> _Problem details_:
Copy each entry as it stands, leaving nothing out.

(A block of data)

— START —

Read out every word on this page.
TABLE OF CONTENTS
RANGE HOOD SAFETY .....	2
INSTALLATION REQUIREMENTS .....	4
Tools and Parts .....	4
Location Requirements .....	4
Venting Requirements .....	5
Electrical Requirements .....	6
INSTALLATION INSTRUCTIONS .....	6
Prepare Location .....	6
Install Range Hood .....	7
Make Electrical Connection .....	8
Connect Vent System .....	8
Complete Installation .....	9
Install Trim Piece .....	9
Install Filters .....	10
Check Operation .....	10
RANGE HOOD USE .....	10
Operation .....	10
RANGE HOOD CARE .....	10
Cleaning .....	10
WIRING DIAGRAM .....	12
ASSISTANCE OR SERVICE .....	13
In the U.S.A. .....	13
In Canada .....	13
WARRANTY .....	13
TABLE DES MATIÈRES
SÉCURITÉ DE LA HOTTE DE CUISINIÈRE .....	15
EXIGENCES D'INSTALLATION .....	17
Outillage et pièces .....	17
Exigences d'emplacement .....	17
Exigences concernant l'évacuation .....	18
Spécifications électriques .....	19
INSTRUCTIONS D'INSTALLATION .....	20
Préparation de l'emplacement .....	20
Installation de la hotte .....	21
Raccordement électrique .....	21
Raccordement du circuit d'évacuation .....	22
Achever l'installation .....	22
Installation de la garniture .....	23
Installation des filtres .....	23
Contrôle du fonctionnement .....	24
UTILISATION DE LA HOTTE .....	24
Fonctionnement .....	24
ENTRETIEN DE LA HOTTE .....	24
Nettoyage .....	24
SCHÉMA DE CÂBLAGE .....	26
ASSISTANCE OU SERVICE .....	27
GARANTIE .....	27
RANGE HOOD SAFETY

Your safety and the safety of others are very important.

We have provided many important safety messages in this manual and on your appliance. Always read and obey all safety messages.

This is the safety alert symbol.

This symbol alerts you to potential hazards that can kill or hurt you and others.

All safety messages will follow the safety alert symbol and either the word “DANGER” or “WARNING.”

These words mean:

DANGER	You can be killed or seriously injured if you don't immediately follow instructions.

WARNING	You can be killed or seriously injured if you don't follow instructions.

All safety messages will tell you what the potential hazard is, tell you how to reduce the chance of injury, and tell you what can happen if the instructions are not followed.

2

— END —

> _Answer to the exercise_:
Read out every word on this page.
TABLE OF CONTENTS
RANGE HOOD SAFETY .....	2
INSTALLATION REQUIREMENTS .....	4
Tools and Parts .....	4
Location Requirements .....	4
Venting Requirements .....	5
Electrical Requirements .....	6
INSTALLATION INSTRUCTIONS .....	6
Prepare Location .....	6
Install Range Hood .....	7
Make Electrical Connection .....	8
Connect Vent System .....	8
Complete Installation .....	9
Install Trim Piece .....	9
Install Filters .....	10
Check Operation .....	10
RANGE HOOD USE .....	10
Operation .....	10
RANGE HOOD CARE .....	10
Cleaning .....	10
WIRING DIAGRAM .....	12
ASSISTANCE OR SERVICE .....	13
In the U.S.A. .....	13
In Canada .....	13
WARRANTY .....	13
TABLE DES MATIÈRES
SÉCURITÉ DE LA HOTTE DE CUISINIÈRE .....	15
EXIGENCES D'INSTALLATION .....	17
Outillage et pièces .....	17
Exigences d'emplacement .....	17
Exigences concernant l'évacuation .....	18
Spécifications électriques .....	19
INSTRUCTIONS D'INSTALLATION .....	20
Préparation de l'emplacement .....	20
Installation de la hotte .....	21
Raccordement électrique .....	21
Raccordement du circuit d'évacuation .....	22
Achever l'installation .....	22
Installation de la garniture .....	23
Installation des filtres .....	23
Contrôle du fonctionnement .....	24
UTILISATION DE LA HOTTE .....	24
Fonctionnement .....	24
ENTRETIEN DE LA HOTTE .....	24
Nettoyage .....	24
SCHÉMA DE CÂBLAGE .....	26
ASSISTANCE OU SERVICE .....	27
GARANTIE .....	27
RANGE HOOD SAFETY

Your safety and the safety of others are very important.

We have provided many important safety messages in this manual and on your appliance. Always read and obey all safety messages.

This is the safety alert symbol.

This symbol alerts you to potential hazards that can kill or hurt you and others.

All safety messages will follow the safety alert symbol and either the word “DANGER” or “WARNING.”

These words mean:

DANGER	You can be killed or seriously injured if you don't immediately follow instructions.

WARNING	You can be killed or seriously injured if you don't follow instructions.

All safety messages will tell you what the potential hazard is, tell you how to reduce the chance of injury, and tell you what can happen if the instructions are not followed.

2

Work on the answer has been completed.